Yang paling berat itu adalah, ketika ia mandi dan melihat rambutnya rontok
banyak sekali. Akhirnya, oleh suami, kepalanya dibotaki pelontos. Itu lebih
baik daripada ia harus stres melihat rambutnya jatuh terus. Hasil pengobatan di
negeri tirai bambu itu pun terus menunjukkan hasil yang positif. Perubahan
signifikan tampak pada ukuran sel kanker yang mengecil, sehingga Mary makin
antusias menjalani proses pengobatan. Ia juga terus membangkitkan semangat
dengan mendekatkan diri pada Tuhan. Ia percaya bahwa jika Tuhan izinkan, ia
pasti sembuh, begitu pula sebaliknya. Ia hanya pasrah kepada Tuhan, karena
hidup dan mati memang ada di tangan Tuhan. Dengan bersyukur, ia jadi bisa lebih
nyaman menjalani proses pengobatan dan bisa menjalani hari demi hari dengan
mudah.

(Entri data tersimpan)

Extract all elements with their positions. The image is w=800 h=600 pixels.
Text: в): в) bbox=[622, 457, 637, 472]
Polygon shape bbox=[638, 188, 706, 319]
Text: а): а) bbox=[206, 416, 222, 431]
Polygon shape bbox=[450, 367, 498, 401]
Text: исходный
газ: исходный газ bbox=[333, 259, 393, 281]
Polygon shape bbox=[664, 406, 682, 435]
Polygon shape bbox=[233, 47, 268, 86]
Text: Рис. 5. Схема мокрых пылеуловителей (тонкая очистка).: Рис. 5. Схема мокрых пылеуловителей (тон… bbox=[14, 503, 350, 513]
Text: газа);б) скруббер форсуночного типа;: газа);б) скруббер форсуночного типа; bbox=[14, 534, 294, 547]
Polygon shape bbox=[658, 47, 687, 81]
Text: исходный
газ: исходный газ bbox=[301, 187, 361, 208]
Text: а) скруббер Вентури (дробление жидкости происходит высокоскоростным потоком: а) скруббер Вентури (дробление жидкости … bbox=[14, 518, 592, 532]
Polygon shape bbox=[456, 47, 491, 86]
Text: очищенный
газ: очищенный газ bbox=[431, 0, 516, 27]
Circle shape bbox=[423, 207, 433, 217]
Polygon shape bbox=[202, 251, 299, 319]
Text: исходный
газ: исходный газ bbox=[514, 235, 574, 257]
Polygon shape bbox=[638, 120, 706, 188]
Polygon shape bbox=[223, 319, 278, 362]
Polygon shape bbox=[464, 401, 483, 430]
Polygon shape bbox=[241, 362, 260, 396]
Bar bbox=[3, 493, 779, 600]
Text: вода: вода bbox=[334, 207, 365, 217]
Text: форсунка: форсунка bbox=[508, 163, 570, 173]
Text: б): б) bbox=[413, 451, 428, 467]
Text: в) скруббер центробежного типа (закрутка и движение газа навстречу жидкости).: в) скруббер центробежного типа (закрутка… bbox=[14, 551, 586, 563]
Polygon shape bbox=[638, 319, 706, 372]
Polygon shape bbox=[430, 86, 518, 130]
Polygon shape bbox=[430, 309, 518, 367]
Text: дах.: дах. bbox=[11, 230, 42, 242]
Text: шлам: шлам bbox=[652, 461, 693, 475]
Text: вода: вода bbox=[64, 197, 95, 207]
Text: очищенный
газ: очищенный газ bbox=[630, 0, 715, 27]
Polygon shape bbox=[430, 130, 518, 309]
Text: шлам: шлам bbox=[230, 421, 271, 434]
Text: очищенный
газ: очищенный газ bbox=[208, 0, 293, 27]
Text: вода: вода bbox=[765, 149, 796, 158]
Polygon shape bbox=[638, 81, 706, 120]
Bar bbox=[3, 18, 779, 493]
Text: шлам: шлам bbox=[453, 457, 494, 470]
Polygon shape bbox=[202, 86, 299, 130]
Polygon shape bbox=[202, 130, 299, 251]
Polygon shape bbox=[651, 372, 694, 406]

### SOAL LATIHAN:
Menurut teks bacaan, perubahan signifikan apa yang tampak dari hasil pengobatan Mary?

### JAWABAN LATIHAN:
Ukuran sel kanker mengecil.